Written request:
Wherever the word "title" appears in a line, extract that line.

Data records:

┌──

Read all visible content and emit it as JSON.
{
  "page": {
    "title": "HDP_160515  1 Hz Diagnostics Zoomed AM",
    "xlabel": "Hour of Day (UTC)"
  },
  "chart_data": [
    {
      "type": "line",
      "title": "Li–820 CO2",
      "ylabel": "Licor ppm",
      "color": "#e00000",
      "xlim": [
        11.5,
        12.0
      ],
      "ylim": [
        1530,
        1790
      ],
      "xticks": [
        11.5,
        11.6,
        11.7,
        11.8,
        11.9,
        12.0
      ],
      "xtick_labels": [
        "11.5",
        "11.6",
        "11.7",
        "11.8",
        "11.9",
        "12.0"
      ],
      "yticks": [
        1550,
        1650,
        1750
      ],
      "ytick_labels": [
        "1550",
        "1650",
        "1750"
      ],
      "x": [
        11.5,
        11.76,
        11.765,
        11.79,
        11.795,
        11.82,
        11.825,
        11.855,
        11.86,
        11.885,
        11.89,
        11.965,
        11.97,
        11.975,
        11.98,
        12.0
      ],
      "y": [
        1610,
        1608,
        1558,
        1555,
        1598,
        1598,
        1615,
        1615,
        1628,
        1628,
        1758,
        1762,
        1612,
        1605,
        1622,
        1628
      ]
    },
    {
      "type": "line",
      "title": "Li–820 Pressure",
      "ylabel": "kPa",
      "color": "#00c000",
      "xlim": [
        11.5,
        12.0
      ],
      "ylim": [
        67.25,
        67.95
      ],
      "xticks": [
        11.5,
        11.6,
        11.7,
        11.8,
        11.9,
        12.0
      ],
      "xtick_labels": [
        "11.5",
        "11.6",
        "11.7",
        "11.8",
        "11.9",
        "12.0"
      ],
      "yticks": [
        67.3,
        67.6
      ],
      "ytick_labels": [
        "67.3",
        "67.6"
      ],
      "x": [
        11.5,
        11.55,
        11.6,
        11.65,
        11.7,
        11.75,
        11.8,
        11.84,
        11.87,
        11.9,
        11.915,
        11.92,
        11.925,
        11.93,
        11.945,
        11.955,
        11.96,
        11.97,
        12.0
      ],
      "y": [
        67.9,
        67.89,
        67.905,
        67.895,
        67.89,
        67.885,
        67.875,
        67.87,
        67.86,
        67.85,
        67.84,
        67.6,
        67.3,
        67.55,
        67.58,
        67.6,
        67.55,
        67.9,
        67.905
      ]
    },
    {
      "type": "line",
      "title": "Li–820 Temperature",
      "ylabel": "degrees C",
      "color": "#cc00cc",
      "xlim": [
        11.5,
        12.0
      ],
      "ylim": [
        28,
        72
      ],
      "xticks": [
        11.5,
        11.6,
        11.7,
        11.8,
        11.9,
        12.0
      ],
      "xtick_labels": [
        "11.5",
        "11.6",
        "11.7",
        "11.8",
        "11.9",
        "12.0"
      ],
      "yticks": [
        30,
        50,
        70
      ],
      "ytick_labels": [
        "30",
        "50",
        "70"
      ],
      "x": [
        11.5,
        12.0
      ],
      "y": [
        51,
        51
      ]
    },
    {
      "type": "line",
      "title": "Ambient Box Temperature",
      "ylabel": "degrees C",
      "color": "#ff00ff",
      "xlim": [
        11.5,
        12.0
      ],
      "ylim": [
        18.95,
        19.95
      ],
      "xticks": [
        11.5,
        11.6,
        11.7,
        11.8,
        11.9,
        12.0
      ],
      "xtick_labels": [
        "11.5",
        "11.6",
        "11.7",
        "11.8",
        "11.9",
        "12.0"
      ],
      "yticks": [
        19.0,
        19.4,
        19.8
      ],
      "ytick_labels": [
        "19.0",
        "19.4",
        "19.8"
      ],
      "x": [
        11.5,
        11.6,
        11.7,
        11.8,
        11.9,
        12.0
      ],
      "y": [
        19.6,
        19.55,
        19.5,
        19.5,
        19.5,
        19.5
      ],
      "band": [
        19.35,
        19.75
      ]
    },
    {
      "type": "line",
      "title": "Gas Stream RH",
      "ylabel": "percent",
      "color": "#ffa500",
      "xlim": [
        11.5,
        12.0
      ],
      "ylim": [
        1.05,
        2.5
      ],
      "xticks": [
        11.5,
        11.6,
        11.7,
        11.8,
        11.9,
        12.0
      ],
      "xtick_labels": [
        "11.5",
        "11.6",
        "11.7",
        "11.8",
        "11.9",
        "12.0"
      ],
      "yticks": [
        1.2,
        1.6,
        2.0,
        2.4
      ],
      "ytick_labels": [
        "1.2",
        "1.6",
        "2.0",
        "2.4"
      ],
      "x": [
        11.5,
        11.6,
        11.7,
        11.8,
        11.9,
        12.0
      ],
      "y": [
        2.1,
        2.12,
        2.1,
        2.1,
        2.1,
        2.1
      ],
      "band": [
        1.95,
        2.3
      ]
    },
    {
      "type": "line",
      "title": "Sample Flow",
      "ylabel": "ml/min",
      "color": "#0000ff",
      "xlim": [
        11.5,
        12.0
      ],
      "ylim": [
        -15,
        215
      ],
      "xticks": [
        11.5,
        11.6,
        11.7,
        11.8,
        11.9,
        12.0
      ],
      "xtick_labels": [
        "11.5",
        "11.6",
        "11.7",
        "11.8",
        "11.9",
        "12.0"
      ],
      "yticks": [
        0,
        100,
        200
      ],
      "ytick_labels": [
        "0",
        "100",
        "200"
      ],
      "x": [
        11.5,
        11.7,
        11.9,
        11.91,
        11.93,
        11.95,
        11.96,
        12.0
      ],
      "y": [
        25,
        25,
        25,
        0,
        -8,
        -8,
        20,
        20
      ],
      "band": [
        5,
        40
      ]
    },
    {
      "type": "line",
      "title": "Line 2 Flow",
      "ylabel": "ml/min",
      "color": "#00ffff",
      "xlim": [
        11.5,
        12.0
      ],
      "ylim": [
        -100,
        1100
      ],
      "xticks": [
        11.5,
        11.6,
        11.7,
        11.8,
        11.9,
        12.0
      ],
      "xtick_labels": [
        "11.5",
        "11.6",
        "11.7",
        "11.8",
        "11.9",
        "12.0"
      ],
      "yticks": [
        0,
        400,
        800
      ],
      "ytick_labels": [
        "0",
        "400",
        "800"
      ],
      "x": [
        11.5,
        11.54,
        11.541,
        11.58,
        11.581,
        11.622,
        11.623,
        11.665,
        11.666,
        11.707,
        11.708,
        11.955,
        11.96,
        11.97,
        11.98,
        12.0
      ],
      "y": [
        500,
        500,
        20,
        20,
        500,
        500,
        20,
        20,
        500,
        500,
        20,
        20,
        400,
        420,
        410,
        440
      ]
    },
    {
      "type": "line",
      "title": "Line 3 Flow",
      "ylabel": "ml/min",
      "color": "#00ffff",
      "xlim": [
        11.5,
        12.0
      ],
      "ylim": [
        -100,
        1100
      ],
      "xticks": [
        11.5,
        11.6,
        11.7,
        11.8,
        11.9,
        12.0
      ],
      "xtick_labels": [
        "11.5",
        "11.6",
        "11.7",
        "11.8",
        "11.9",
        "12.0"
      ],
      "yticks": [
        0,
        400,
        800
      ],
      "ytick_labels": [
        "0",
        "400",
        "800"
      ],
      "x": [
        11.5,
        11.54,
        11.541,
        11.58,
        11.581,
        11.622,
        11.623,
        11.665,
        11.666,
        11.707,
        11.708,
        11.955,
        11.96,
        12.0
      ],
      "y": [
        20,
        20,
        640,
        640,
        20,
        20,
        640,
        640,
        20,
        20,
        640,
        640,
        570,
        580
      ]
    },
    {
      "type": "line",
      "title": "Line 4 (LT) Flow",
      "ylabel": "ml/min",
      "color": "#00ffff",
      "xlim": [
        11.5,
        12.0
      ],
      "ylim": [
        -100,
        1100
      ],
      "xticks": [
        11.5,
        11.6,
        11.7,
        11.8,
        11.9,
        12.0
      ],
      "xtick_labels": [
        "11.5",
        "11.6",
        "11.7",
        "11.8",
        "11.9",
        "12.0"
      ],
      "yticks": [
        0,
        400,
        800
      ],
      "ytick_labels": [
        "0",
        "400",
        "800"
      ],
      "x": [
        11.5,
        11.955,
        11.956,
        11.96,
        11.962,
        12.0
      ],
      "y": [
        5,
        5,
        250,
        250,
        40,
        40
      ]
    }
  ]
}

└──

The answer:
    "title": "HDP_160515  1 Hz Diagnostics Zoomed AM",
      "title": "Li–820 CO2",
      "title": "Li–820 Pressure",
      "title": "Li–820 Temperature",
      "title": "Ambient Box Temperature",
      "title": "Gas Stream RH",
      "title": "Sample Flow",
      "title": "Line 2 Flow",
      "title": "Line 3 Flow",
      "title": "Line 4 (LT) Flow",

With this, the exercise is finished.